**Source records:**
※ ※ ※

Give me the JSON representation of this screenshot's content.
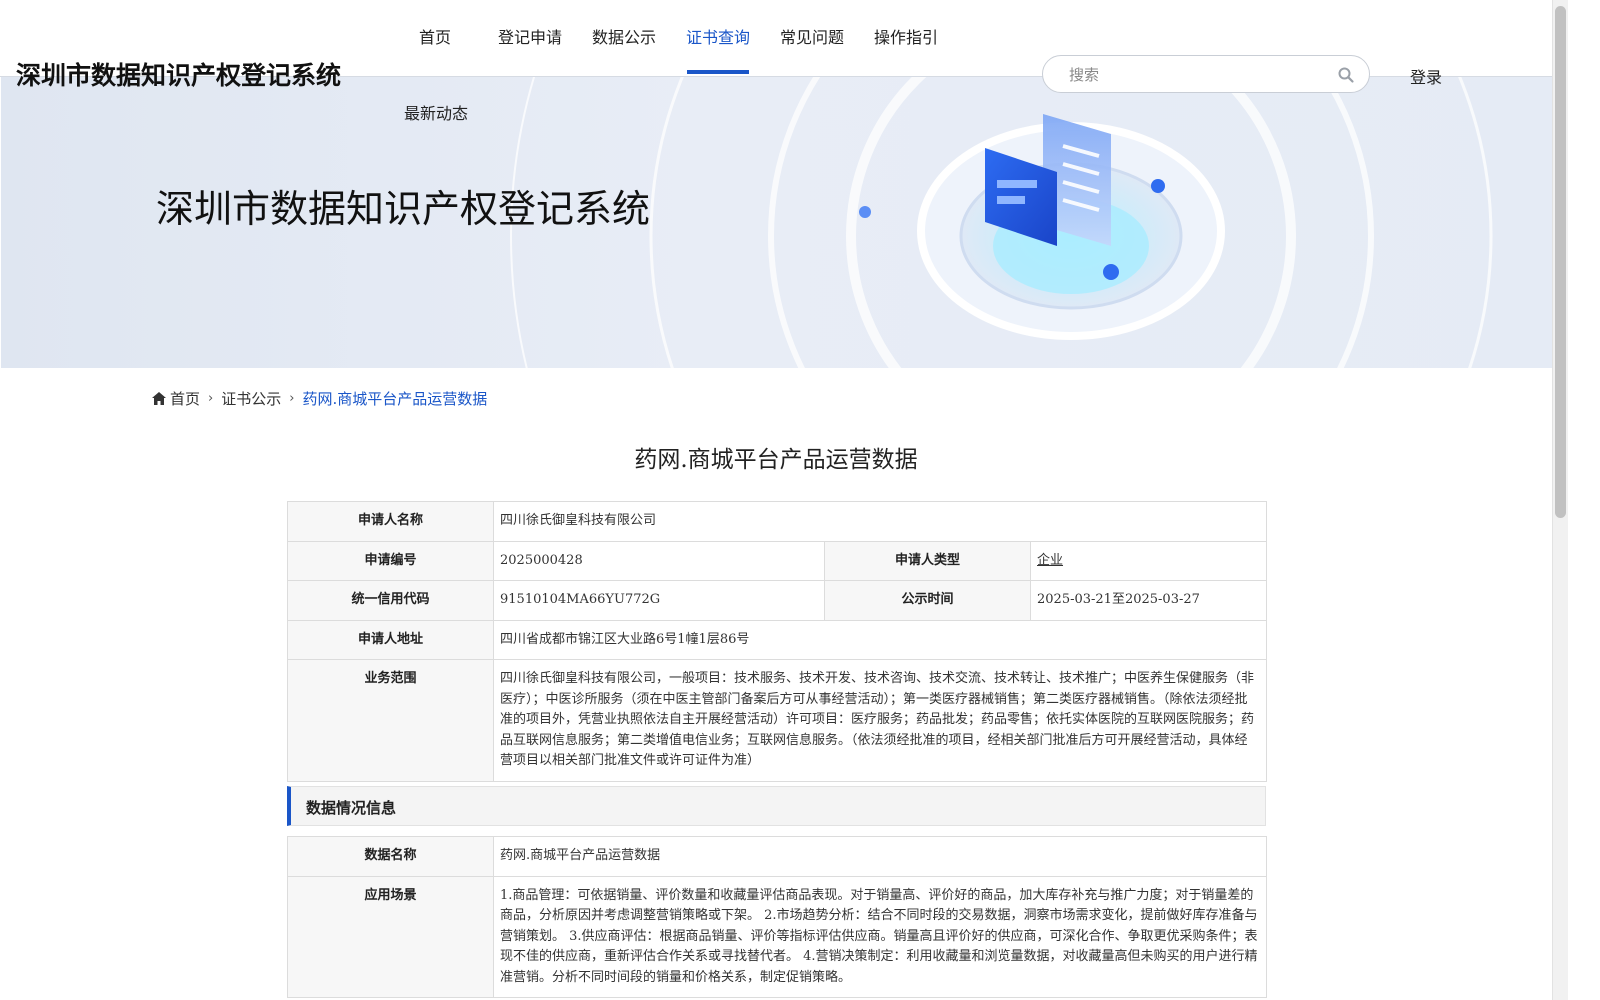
{
  "site": {
    "title": "深圳市数据知识产权登记系统"
  },
  "nav": {
    "items": [
      "首页",
      "登记申请",
      "数据公示",
      "证书查询",
      "常见问题",
      "操作指引"
    ],
    "active": "证书查询",
    "second_row": "最新动态"
  },
  "search": {
    "placeholder": "搜索"
  },
  "login": "登录",
  "banner": {
    "title": "深圳市数据知识产权登记系统"
  },
  "breadcrumb": {
    "home": "首页",
    "section": "证书公示",
    "current": "药网.商城平台产品运营数据"
  },
  "page_title": "药网.商城平台产品运营数据",
  "applicant": {
    "name_label": "申请人名称",
    "name": "四川徐氏御皇科技有限公司",
    "number_label": "申请编号",
    "number": "2025000428",
    "type_label": "申请人类型",
    "type": "企业",
    "credit_label": "统一信用代码",
    "credit": "91510104MA66YU772G",
    "period_label": "公示时间",
    "period": "2025-03-21至2025-03-27",
    "address_label": "申请人地址",
    "address": "四川省成都市锦江区大业路6号1幢1层86号",
    "scope_label": "业务范围",
    "scope": "四川徐氏御皇科技有限公司，一般项目：技术服务、技术开发、技术咨询、技术交流、技术转让、技术推广；中医养生保健服务（非医疗）；中医诊所服务（须在中医主管部门备案后方可从事经营活动）；第一类医疗器械销售；第二类医疗器械销售。（除依法须经批准的项目外，凭营业执照依法自主开展经营活动）许可项目：医疗服务；药品批发；药品零售；依托实体医院的互联网医院服务；药品互联网信息服务；第二类增值电信业务；互联网信息服务。（依法须经批准的项目，经相关部门批准后方可开展经营活动，具体经营项目以相关部门批准文件或许可证件为准）"
  },
  "data_section": {
    "title": "数据情况信息",
    "name_label": "数据名称",
    "name": "药网.商城平台产品运营数据",
    "scenario_label": "应用场景",
    "scenario": "1.商品管理：可依据销量、评价数量和收藏量评估商品表现。对于销量高、评价好的商品，加大库存补充与推广力度；对于销量差的商品，分析原因并考虑调整营销策略或下架。 2.市场趋势分析：结合不同时段的交易数据，洞察市场需求变化，提前做好库存准备与营销策划。 3.供应商评估：根据商品销量、评价等指标评估供应商。销量高且评价好的供应商，可深化合作、争取更优采购条件；表现不佳的供应商，重新评估合作关系或寻找替代者。 4.营销决策制定：利用收藏量和浏览量数据，对收藏量高但未购买的用户进行精准营销。分析不同时间段的销量和价格关系，制定促销策略。"
  },
  "colors": {
    "accent": "#1a56c8",
    "label_bg": "#f7f7f7",
    "border": "#dcdcdc"
  }
}
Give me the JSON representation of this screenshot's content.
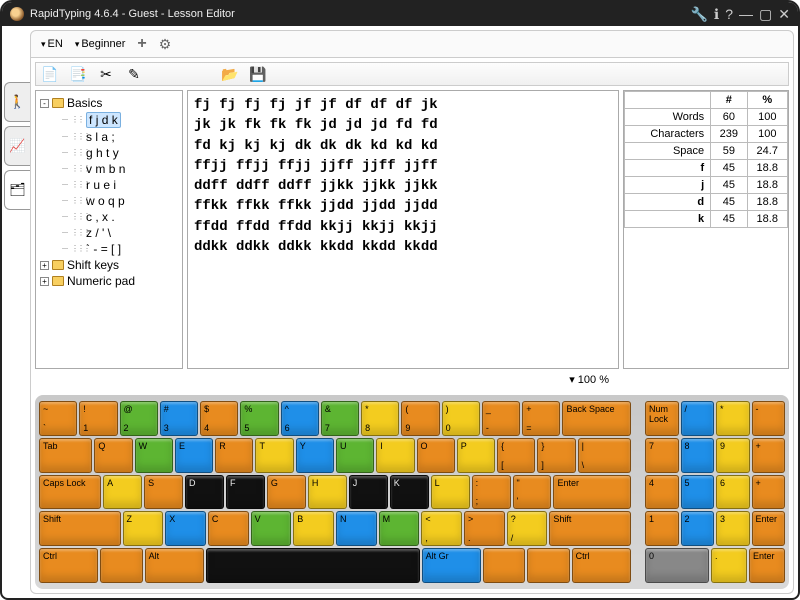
{
  "title": "RapidTyping 4.6.4 - Guest - Lesson Editor",
  "toolbar": {
    "lang": "EN",
    "level": "Beginner"
  },
  "zoom": "100 %",
  "tree": {
    "root": "Basics",
    "items": [
      "f j d k",
      "s l a ;",
      "g h t y",
      "v m b n",
      "r u e i",
      "w o q p",
      "c , x .",
      "z / ' \\",
      "` - = [ ]"
    ],
    "folders": [
      "Shift keys",
      "Numeric pad"
    ]
  },
  "lessonText": "fj fj fj fj jf jf df df df jk\njk jk fk fk fk jd jd jd fd fd\nfd kj kj kj dk dk dk kd kd kd\nffjj ffjj ffjj jjff jjff jjff\nddff ddff ddff jjkk jjkk jjkk\nffkk ffkk ffkk jjdd jjdd jjdd\nffdd ffdd ffdd kkjj kkjj kkjj\nddkk ddkk ddkk kkdd kkdd kkdd",
  "stats": {
    "headers": [
      "",
      "#",
      "%"
    ],
    "rows": [
      [
        "Words",
        "60",
        "100"
      ],
      [
        "Characters",
        "239",
        "100"
      ],
      [
        "Space",
        "59",
        "24.7"
      ],
      [
        "f",
        "45",
        "18.8"
      ],
      [
        "j",
        "45",
        "18.8"
      ],
      [
        "d",
        "45",
        "18.8"
      ],
      [
        "k",
        "45",
        "18.8"
      ]
    ]
  },
  "kb": {
    "r1": [
      {
        "u": "~",
        "l": "`",
        "c": "or"
      },
      {
        "u": "!",
        "l": "1",
        "c": "or"
      },
      {
        "u": "@",
        "l": "2",
        "c": "gr"
      },
      {
        "u": "#",
        "l": "3",
        "c": "bl"
      },
      {
        "u": "$",
        "l": "4",
        "c": "or"
      },
      {
        "u": "%",
        "l": "5",
        "c": "gr"
      },
      {
        "u": "^",
        "l": "6",
        "c": "bl"
      },
      {
        "u": "&",
        "l": "7",
        "c": "gr"
      },
      {
        "u": "*",
        "l": "8",
        "c": "ye"
      },
      {
        "u": "(",
        "l": "9",
        "c": "or"
      },
      {
        "u": ")",
        "l": "0",
        "c": "ye"
      },
      {
        "u": "_",
        "l": "-",
        "c": "or"
      },
      {
        "u": "+",
        "l": "=",
        "c": "or"
      },
      {
        "t": "Back Space",
        "c": "or",
        "w": "wide2"
      }
    ],
    "r2": [
      {
        "t": "Tab",
        "c": "or",
        "w": "wide15"
      },
      {
        "u": "Q",
        "c": "or"
      },
      {
        "u": "W",
        "c": "gr"
      },
      {
        "u": "E",
        "c": "bl"
      },
      {
        "u": "R",
        "c": "or"
      },
      {
        "u": "T",
        "c": "ye"
      },
      {
        "u": "Y",
        "c": "bl"
      },
      {
        "u": "U",
        "c": "gr"
      },
      {
        "u": "I",
        "c": "ye"
      },
      {
        "u": "O",
        "c": "or"
      },
      {
        "u": "P",
        "c": "ye"
      },
      {
        "u": "{",
        "l": "[",
        "c": "or"
      },
      {
        "u": "}",
        "l": "]",
        "c": "or"
      },
      {
        "u": "|",
        "l": "\\",
        "c": "or",
        "w": "wide15"
      }
    ],
    "r3": [
      {
        "t": "Caps Lock",
        "c": "or",
        "w": "wide175"
      },
      {
        "u": "A",
        "c": "ye"
      },
      {
        "u": "S",
        "c": "or"
      },
      {
        "u": "D",
        "c": "bk"
      },
      {
        "u": "F",
        "c": "bk"
      },
      {
        "u": "G",
        "c": "or"
      },
      {
        "u": "H",
        "c": "ye"
      },
      {
        "u": "J",
        "c": "bk"
      },
      {
        "u": "K",
        "c": "bk"
      },
      {
        "u": "L",
        "c": "ye"
      },
      {
        "u": ":",
        "l": ";",
        "c": "or"
      },
      {
        "u": "\"",
        "l": "'",
        "c": "or"
      },
      {
        "t": "Enter",
        "c": "or",
        "w": "wide225"
      }
    ],
    "r4": [
      {
        "t": "Shift",
        "c": "or",
        "w": "wide225"
      },
      {
        "u": "Z",
        "c": "ye"
      },
      {
        "u": "X",
        "c": "bl"
      },
      {
        "u": "C",
        "c": "or"
      },
      {
        "u": "V",
        "c": "gr"
      },
      {
        "u": "B",
        "c": "ye"
      },
      {
        "u": "N",
        "c": "bl"
      },
      {
        "u": "M",
        "c": "gr"
      },
      {
        "u": "<",
        "l": ",",
        "c": "ye"
      },
      {
        "u": ">",
        "l": ".",
        "c": "or"
      },
      {
        "u": "?",
        "l": "/",
        "c": "ye"
      },
      {
        "t": "Shift",
        "c": "or",
        "w": "wide225"
      }
    ],
    "r5": [
      {
        "t": "Ctrl",
        "c": "or",
        "w": "wide15"
      },
      {
        "t": "",
        "c": "or"
      },
      {
        "t": "Alt",
        "c": "or",
        "w": "wide15"
      },
      {
        "t": "",
        "c": "bk",
        "w": "wide6"
      },
      {
        "t": "Alt Gr",
        "c": "bl",
        "w": "wide15"
      },
      {
        "t": "",
        "c": "or"
      },
      {
        "t": "",
        "c": "or"
      },
      {
        "t": "Ctrl",
        "c": "or",
        "w": "wide15"
      }
    ],
    "n1": [
      {
        "t": "Num Lock",
        "c": "or"
      },
      {
        "u": "/",
        "c": "bl"
      },
      {
        "u": "*",
        "c": "ye"
      },
      {
        "u": "-",
        "c": "or"
      }
    ],
    "n2": [
      {
        "u": "7",
        "c": "or"
      },
      {
        "u": "8",
        "c": "bl"
      },
      {
        "u": "9",
        "c": "ye"
      },
      {
        "u": "+",
        "c": "or"
      }
    ],
    "n3": [
      {
        "u": "4",
        "c": "or"
      },
      {
        "u": "5",
        "c": "bl"
      },
      {
        "u": "6",
        "c": "ye"
      },
      {
        "u": "+",
        "c": "or"
      }
    ],
    "n4": [
      {
        "u": "1",
        "c": "or"
      },
      {
        "u": "2",
        "c": "bl"
      },
      {
        "u": "3",
        "c": "ye"
      },
      {
        "t": "Enter",
        "c": "or"
      }
    ],
    "n5": [
      {
        "u": "0",
        "c": "gy",
        "w": "wide2"
      },
      {
        "u": ".",
        "c": "ye"
      },
      {
        "t": "Enter",
        "c": "or"
      }
    ]
  }
}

※ ※ ※

**Task details:**
Indicate how many lines of the material contain the string "四川徐氏御皇科技有限公司", giving the number and nothing more.

**Written response:**
2